## Records supplied
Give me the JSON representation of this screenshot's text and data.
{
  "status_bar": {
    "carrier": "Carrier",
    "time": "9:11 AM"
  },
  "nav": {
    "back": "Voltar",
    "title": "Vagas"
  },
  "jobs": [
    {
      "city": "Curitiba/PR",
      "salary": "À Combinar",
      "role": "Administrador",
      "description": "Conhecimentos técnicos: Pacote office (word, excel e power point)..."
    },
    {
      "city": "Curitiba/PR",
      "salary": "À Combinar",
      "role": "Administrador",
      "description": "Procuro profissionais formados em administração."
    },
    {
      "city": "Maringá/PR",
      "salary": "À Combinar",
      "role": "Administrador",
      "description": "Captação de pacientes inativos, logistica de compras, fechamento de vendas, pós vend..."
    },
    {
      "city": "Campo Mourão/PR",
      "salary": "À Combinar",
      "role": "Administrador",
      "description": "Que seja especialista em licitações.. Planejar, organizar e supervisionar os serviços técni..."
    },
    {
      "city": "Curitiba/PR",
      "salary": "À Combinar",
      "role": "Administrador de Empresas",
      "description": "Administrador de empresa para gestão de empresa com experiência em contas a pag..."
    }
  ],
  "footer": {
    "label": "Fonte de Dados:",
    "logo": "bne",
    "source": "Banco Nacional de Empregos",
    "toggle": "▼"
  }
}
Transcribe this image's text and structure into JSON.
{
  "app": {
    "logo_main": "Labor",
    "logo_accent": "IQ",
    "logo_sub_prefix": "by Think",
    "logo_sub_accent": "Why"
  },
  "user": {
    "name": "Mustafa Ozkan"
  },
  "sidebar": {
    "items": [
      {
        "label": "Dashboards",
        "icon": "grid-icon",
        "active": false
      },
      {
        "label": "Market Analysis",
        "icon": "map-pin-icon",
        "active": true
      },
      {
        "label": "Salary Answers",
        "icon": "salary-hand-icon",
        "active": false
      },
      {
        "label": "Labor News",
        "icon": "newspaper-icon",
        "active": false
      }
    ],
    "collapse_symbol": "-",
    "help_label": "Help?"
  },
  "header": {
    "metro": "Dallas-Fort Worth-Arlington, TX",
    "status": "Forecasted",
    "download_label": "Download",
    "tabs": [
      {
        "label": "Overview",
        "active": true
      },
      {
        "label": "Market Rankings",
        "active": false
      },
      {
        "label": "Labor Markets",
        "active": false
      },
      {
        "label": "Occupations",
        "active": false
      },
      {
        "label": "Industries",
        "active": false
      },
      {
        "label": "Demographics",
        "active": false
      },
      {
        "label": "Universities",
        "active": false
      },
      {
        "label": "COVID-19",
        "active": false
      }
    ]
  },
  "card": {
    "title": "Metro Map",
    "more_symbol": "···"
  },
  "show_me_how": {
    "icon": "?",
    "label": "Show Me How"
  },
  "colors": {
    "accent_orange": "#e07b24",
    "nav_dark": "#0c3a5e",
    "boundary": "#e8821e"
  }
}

## Written problem
Copy out each record from above, exactly.

## Output
Give me the JSON representation of this screenshot's text and data.
{
  "status_bar": {
    "carrier": "Carrier",
    "time": "9:11 AM"
  },
  "nav": {
    "back": "Voltar",
    "title": "Vagas"
  },
  "jobs": [
    {
      "city": "Curitiba/PR",
      "salary": "À Combinar",
      "role": "Administrador",
      "description": "Conhecimentos técnicos: Pacote office (word, excel e power point)..."
    },
    {
      "city": "Curitiba/PR",
      "salary": "À Combinar",
      "role": "Administrador",
      "description": "Procuro profissionais formados em administração."
    },
    {
      "city": "Maringá/PR",
      "salary": "À Combinar",
      "role": "Administrador",
      "description": "Captação de pacientes inativos, logistica de compras, fechamento de vendas, pós vend..."
    },
    {
      "city": "Campo Mourão/PR",
      "salary": "À Combinar",
      "role": "Administrador",
      "description": "Que seja especialista em licitações.. Planejar, organizar e supervisionar os serviços técni..."
    },
    {
      "city": "Curitiba/PR",
      "salary": "À Combinar",
      "role": "Administrador de Empresas",
      "description": "Administrador de empresa para gestão de empresa com experiência em contas a pag..."
    }
  ],
  "footer": {
    "label": "Fonte de Dados:",
    "logo": "bne",
    "source": "Banco Nacional de Empregos",
    "toggle": "▼"
  }
}
Transcribe this image's text and structure into JSON.
{
  "app": {
    "logo_main": "Labor",
    "logo_accent": "IQ",
    "logo_sub_prefix": "by Think",
    "logo_sub_accent": "Why"
  },
  "user": {
    "name": "Mustafa Ozkan"
  },
  "sidebar": {
    "items": [
      {
        "label": "Dashboards",
        "icon": "grid-icon",
        "active": false
      },
      {
        "label": "Market Analysis",
        "icon": "map-pin-icon",
        "active": true
      },
      {
        "label": "Salary Answers",
        "icon": "salary-hand-icon",
        "active": false
      },
      {
        "label": "Labor News",
        "icon": "newspaper-icon",
        "active": false
      }
    ],
    "collapse_symbol": "-",
    "help_label": "Help?"
  },
  "header": {
    "metro": "Dallas-Fort Worth-Arlington, TX",
    "status": "Forecasted",
    "download_label": "Download",
    "tabs": [
      {
        "label": "Overview",
        "active": true
      },
      {
        "label": "Market Rankings",
        "active": false
      },
      {
        "label": "Labor Markets",
        "active": false
      },
      {
        "label": "Occupations",
        "active": false
      },
      {
        "label": "Industries",
        "active": false
      },
      {
        "label": "Demographics",
        "active": false
      },
      {
        "label": "Universities",
        "active": false
      },
      {
        "label": "COVID-19",
        "active": false
      }
    ]
  },
  "card": {
    "title": "Metro Map",
    "more_symbol": "···"
  },
  "show_me_how": {
    "icon": "?",
    "label": "Show Me How"
  },
  "colors": {
    "accent_orange": "#e07b24",
    "nav_dark": "#0c3a5e",
    "boundary": "#e8821e"
  }
}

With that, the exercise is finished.